* BEGIN LISTED ENTRIES *

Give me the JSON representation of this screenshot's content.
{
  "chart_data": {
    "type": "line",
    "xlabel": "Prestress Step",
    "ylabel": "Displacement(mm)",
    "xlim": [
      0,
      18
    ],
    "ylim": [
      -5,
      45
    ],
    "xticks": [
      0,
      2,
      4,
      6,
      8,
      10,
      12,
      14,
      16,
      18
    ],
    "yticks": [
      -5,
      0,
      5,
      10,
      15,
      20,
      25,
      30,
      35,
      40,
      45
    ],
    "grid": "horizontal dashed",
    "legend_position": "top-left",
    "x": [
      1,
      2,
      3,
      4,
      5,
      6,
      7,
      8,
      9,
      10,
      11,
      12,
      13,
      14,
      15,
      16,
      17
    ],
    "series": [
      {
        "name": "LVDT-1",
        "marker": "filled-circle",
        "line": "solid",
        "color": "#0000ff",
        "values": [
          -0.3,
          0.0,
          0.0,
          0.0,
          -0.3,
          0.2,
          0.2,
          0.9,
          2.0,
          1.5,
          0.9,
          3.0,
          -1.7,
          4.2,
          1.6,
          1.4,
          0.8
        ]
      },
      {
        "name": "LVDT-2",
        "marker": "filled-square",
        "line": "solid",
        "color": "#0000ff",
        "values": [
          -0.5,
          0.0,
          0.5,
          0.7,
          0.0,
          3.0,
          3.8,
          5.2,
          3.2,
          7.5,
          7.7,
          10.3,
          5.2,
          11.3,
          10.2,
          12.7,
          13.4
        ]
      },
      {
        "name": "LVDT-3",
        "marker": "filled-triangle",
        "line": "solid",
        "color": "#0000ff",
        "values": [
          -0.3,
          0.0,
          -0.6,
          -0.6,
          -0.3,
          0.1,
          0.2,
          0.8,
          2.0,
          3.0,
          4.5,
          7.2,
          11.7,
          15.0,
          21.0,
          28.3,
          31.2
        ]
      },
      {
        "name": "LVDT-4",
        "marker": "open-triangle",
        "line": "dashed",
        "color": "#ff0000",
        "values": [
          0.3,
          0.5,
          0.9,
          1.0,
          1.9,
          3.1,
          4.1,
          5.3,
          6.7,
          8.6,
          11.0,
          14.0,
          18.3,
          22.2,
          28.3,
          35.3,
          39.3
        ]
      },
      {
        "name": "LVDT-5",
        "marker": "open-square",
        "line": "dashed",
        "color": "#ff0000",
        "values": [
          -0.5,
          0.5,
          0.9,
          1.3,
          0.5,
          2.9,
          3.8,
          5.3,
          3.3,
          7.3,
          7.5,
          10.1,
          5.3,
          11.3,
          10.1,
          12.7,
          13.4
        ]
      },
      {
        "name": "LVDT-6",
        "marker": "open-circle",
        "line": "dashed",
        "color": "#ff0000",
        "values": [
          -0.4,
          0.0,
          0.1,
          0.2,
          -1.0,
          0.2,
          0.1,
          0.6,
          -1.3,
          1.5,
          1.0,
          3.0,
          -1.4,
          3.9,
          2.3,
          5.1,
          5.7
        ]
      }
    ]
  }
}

* END LISTED ENTRIES *

◆ EXERCISE GOAL ◆
Return all lines of the material above in which the word "name" occurs.

◆ SOLUTION TO THIS PROBLEM ◆
        "name": "LVDT-1",
        "name": "LVDT-2",
        "name": "LVDT-3",
        "name": "LVDT-4",
        "name": "LVDT-5",
        "name": "LVDT-6",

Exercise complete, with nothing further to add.